Novo Desenrola atinge 27,7 milhões de clientes, diz Febraban

O Novo Desenrola Brasil, programa do governo federal para redução do endividamento das famílias, pode alcançar 27,7 milhões de clientes e um estoque de R$ 97,3 bilhões. A informação foi divulgada pela Federação Brasileira de Bancos (Febraban) nesta segunda-feira, 4. O cálculo considera o público-alvo da iniciativa: consumidores com renda de até cinco salários mínimos e dívidas em cartão de crédito, cheque especial e crédito direto ao consumidor (CDC).
Em comunicado, a Febraban reafirmou o compromisso do setor bancário com a renegociação das dívidas das famílias brasileiras. A entidade destaca que a inadimplência e o comprometimento da renda atingiram níveis recordes, especialmente entre pessoas de menor poder aquisitivo. Por isso, considera necessário somar esforços com o setor público e outras associações para construir uma solução que devolva fôlego financeiro a milhões de brasileiros.
Segundo a Febraban, o programa foi elaborado em consenso entre as entidades do setor e o Ministério da Fazenda. O objetivo é oferecer alívio imediato aos mais endividados e recuperar de forma gradual o acesso responsável ao crédito. “Com as condições anunciadas, a expectativa dos bancos é que as famílias se sintam atendidas em sua real capacidade de pagamento ao repactuarem seus compromissos”, diz o comunicado.

━━━━━━━━━━━━━━━━━━━━━━━━━━━━━━

- [Ação necessária 1]:
De acordo com o texto sobre o Novo Desenrola, qual é o valor do estoque de dívidas que o programa pode alcançar?
- [Ação necessária 2]:
Liste todas as modalidades de dívida consideradas no público-alvo do programa, conforme o texto sobre o Novo Desenrola.
- [Ação necessária 3]:
Dê sequência ao texto sobre o Novo Desenrola, começando logo após a última frase apresentada.

[Registros armazenados]
━━━━━━━━━━━━━━━━━━━━━━━━━━━━━━

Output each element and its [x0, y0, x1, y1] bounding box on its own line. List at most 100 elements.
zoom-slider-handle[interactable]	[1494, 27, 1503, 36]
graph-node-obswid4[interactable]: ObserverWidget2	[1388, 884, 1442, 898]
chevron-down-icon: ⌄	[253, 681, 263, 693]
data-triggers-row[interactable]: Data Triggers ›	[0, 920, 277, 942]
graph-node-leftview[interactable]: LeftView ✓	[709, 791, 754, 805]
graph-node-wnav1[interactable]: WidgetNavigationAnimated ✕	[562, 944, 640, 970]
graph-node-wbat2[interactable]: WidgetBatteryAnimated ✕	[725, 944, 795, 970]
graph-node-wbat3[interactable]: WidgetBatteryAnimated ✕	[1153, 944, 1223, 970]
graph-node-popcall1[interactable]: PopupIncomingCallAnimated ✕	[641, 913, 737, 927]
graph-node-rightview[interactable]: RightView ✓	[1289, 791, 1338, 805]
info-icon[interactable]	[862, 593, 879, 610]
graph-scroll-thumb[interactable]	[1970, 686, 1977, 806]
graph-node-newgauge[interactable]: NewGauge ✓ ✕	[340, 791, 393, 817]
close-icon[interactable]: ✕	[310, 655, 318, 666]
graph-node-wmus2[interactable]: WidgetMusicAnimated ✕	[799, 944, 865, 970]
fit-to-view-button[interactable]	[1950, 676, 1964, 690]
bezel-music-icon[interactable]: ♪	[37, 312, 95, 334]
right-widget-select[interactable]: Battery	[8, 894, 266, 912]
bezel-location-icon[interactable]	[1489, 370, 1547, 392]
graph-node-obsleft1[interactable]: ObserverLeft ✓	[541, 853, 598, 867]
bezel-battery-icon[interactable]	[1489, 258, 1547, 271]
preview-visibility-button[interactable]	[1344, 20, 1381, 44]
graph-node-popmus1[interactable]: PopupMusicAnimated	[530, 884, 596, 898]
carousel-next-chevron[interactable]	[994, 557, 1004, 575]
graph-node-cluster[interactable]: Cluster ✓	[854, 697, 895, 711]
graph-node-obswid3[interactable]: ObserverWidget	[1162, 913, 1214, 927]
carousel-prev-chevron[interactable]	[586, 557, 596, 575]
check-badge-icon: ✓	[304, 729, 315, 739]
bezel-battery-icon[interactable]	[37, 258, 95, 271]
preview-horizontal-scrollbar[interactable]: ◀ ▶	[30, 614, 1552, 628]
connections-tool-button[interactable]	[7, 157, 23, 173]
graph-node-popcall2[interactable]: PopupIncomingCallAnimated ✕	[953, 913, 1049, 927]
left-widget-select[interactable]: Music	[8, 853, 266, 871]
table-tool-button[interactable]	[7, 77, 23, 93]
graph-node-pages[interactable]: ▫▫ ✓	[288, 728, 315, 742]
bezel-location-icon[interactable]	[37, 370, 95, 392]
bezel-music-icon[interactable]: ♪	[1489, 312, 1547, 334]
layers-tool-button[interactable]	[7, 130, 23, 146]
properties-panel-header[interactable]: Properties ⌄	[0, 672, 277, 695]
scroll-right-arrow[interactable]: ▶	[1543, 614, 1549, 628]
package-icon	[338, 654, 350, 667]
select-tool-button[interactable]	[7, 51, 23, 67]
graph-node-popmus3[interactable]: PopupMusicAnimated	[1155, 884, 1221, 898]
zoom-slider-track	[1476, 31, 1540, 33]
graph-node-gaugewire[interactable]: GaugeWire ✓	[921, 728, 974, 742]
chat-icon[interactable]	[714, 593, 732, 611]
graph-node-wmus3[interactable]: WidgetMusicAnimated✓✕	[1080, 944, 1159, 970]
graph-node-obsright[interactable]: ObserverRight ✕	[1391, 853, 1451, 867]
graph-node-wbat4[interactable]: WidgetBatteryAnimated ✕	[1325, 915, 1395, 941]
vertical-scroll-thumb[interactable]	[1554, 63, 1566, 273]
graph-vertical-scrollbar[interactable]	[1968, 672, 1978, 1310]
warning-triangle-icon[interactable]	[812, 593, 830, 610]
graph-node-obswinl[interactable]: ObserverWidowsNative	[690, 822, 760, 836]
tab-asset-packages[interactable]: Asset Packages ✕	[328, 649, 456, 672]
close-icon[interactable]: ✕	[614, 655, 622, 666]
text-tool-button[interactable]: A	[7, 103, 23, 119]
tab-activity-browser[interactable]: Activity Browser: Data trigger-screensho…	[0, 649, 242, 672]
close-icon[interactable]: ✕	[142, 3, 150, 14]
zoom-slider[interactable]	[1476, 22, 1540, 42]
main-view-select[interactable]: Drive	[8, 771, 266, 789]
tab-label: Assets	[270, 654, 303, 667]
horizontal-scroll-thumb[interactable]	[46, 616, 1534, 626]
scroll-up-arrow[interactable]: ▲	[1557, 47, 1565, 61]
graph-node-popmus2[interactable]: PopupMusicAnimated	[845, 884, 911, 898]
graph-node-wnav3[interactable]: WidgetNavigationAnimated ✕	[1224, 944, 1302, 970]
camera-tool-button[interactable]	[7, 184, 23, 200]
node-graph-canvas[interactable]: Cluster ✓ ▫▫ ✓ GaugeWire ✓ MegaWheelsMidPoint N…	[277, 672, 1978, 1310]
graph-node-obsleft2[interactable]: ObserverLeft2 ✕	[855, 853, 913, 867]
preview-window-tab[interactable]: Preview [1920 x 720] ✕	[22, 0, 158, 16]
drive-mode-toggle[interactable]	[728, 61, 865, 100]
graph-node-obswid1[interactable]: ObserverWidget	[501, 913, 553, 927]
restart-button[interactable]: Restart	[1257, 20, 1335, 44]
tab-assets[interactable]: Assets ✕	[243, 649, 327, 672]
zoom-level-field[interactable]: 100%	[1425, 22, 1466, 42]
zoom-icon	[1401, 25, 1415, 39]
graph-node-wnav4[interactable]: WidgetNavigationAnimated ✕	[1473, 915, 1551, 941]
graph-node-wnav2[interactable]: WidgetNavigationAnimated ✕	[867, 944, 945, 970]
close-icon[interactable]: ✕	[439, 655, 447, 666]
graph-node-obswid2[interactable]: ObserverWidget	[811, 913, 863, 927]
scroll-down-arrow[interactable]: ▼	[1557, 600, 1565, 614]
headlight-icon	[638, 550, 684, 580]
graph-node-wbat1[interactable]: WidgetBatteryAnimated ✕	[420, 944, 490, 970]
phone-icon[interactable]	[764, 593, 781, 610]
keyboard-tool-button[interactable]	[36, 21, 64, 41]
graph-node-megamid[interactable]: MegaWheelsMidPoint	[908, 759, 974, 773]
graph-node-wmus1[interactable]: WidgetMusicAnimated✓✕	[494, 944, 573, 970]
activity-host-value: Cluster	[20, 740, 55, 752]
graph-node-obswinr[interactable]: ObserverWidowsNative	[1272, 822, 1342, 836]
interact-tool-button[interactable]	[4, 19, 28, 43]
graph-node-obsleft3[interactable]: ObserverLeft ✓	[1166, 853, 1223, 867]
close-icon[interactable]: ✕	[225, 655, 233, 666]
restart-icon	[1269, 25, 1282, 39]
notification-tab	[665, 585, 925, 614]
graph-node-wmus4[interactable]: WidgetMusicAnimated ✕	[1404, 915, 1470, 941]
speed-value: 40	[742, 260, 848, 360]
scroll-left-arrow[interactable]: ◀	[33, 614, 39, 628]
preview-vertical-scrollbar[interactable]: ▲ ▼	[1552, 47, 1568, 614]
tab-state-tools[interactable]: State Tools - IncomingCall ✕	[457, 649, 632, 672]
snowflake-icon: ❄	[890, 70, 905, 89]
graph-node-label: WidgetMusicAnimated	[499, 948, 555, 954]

━━━━━━━━━━━━━━━━━━━━━━━━━━━━━━

- [Espaço da resposta 1]:
R$ 97,3 bilhões.

- [Espaço da resposta 2]:
Cartão de crédito, cheque especial e crédito direto ao consumidor (CDC).

- [Espaço da resposta 3]:
Na avaliação da federação, a oferta de garantias para uma parcela relevante das dívidas renegociadas mostra a corresponsabilidade do Estado no processo. Essa medida é considerada decisiva para reduzir o custo do crédito. O mecanismo permite juros inferiores aos das modalidades originais e converte dívidas mais caras em parcelas mais acessíveis. “Para os bancos, a repactuação das dívidas reduz o custo da inadimplência, cria incentivos relevantes e favorece o ambiente de crédito para os mais endividados”, acrescenta a nota.
Por fim, a Febraban defende que o Novo Desenrola Brasil seja acompanhado por iniciativas de educação financeira. “Isso é essencial para apoiar as famílias no uso consciente do crédito, evitar o reendividamento e consolidar os ganhos sociais e econômicos esperados do programa”, conclui a entidade.